Collected data entries
++++

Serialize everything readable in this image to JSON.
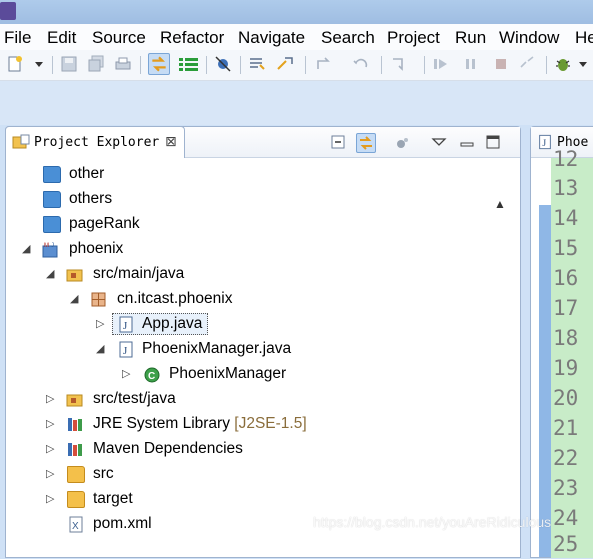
{
  "menubar": {
    "items": [
      "File",
      "Edit",
      "Source",
      "Refactor",
      "Navigate",
      "Search",
      "Project",
      "Run",
      "Window",
      "He"
    ]
  },
  "project_explorer": {
    "title": "Project Explorer",
    "close_glyph": "⊠",
    "tree": [
      {
        "label": "other",
        "icon": "folder-icon"
      },
      {
        "label": "others",
        "icon": "folder-icon"
      },
      {
        "label": "pageRank",
        "icon": "folder-icon"
      },
      {
        "label": "phoenix",
        "icon": "maven-project-icon",
        "expanded": true
      },
      {
        "label": "src/main/java",
        "icon": "source-folder-icon",
        "expanded": true
      },
      {
        "label": "cn.itcast.phoenix",
        "icon": "package-icon",
        "expanded": true
      },
      {
        "label": "App.java",
        "icon": "java-file-icon",
        "selected": true
      },
      {
        "label": "PhoenixManager.java",
        "icon": "java-file-icon",
        "expanded": true
      },
      {
        "label": "PhoenixManager",
        "icon": "class-icon"
      },
      {
        "label": "src/test/java",
        "icon": "source-folder-icon"
      },
      {
        "label": "JRE System Library",
        "decoration": "[J2SE-1.5]",
        "icon": "library-icon"
      },
      {
        "label": "Maven Dependencies",
        "icon": "library-icon"
      },
      {
        "label": "src",
        "icon": "folder-icon"
      },
      {
        "label": "target",
        "icon": "folder-icon"
      },
      {
        "label": "pom.xml",
        "icon": "xml-file-icon"
      }
    ]
  },
  "editor": {
    "tab_title": "Phoe",
    "line_numbers": [
      "12",
      "13",
      "14",
      "15",
      "16",
      "17",
      "18",
      "19",
      "20",
      "21",
      "22",
      "23",
      "24",
      "25"
    ]
  },
  "watermark": "https://blog.csdn.net/youAreRidiculous"
}
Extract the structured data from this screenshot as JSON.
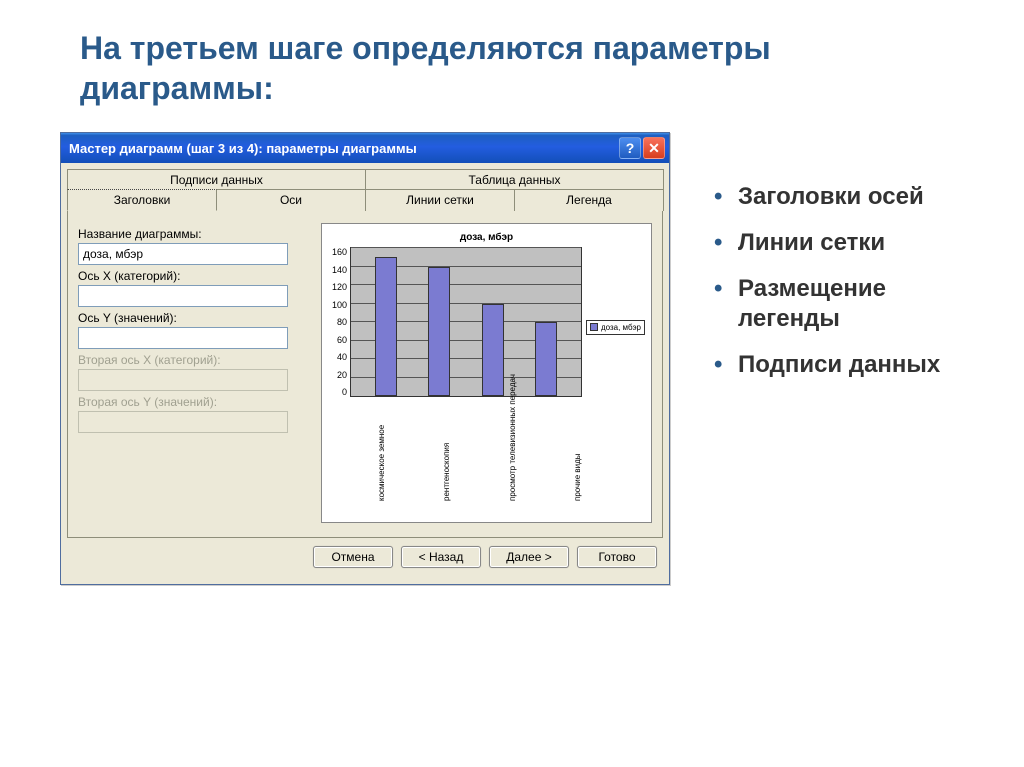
{
  "slide": {
    "title": "На третьем шаге определяются параметры диаграммы:"
  },
  "dialog": {
    "title": "Мастер диаграмм (шаг 3 из 4): параметры диаграммы",
    "tabs_top": [
      "Подписи данных",
      "Таблица данных"
    ],
    "tabs_bottom": [
      "Заголовки",
      "Оси",
      "Линии сетки",
      "Легенда"
    ],
    "fields": {
      "chart_title_label": "Название диаграммы:",
      "chart_title_value": "доза, мбэр",
      "axis_x_label": "Ось X (категорий):",
      "axis_x_value": "",
      "axis_y_label": "Ось Y (значений):",
      "axis_y_value": "",
      "axis_x2_label": "Вторая ось X (категорий):",
      "axis_y2_label": "Вторая ось Y (значений):"
    },
    "buttons": {
      "cancel": "Отмена",
      "back": "< Назад",
      "next": "Далее >",
      "finish": "Готово"
    }
  },
  "chart_data": {
    "type": "bar",
    "title": "доза, мбэр",
    "legend": "доза, мбэр",
    "categories": [
      "космическое земное",
      "рентгеноскопия",
      "просмотр телевизионных передач",
      "прочие виды"
    ],
    "values": [
      150,
      140,
      100,
      80
    ],
    "y_ticks": [
      0,
      20,
      40,
      60,
      80,
      100,
      120,
      140,
      160
    ],
    "ylim": [
      0,
      160
    ],
    "xlabel": "",
    "ylabel": ""
  },
  "bullets": [
    "Заголовки осей",
    "Линии сетки",
    "Размещение легенды",
    "Подписи данных"
  ]
}
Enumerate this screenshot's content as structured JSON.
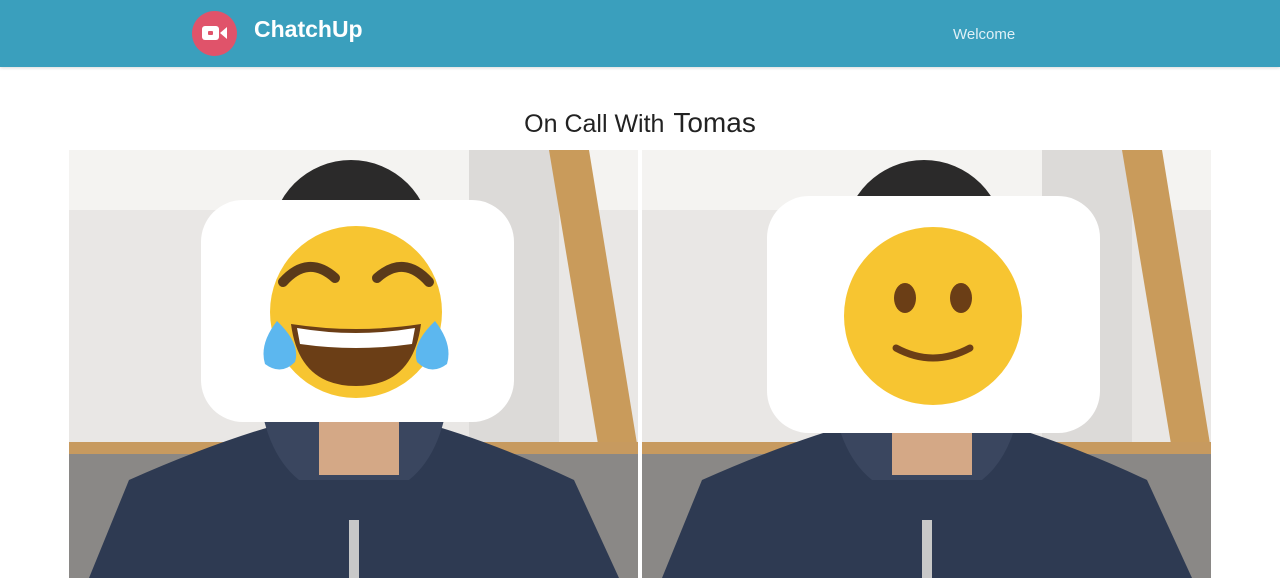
{
  "navbar": {
    "brand_icon": "video-camera-icon",
    "brand_name": "ChatchUp",
    "welcome_link": "Welcome"
  },
  "call": {
    "title_prefix": "On Call With",
    "peer_name": "Tomas"
  },
  "videos": [
    {
      "label": "local-video",
      "emoji": "tears-of-joy-emoji"
    },
    {
      "label": "remote-video",
      "emoji": "slightly-smiling-emoji"
    }
  ],
  "colors": {
    "navbar": "#3a9fbd",
    "brand_logo_bg": "#e0536a",
    "title_text": "#222222",
    "emoji_yellow": "#f7c531"
  }
}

++++

Copy each line of the listing that holds the word "PhoenixManager".

§ **REPLY**
        "label": "PhoenixManager.java",
        "label": "PhoenixManager",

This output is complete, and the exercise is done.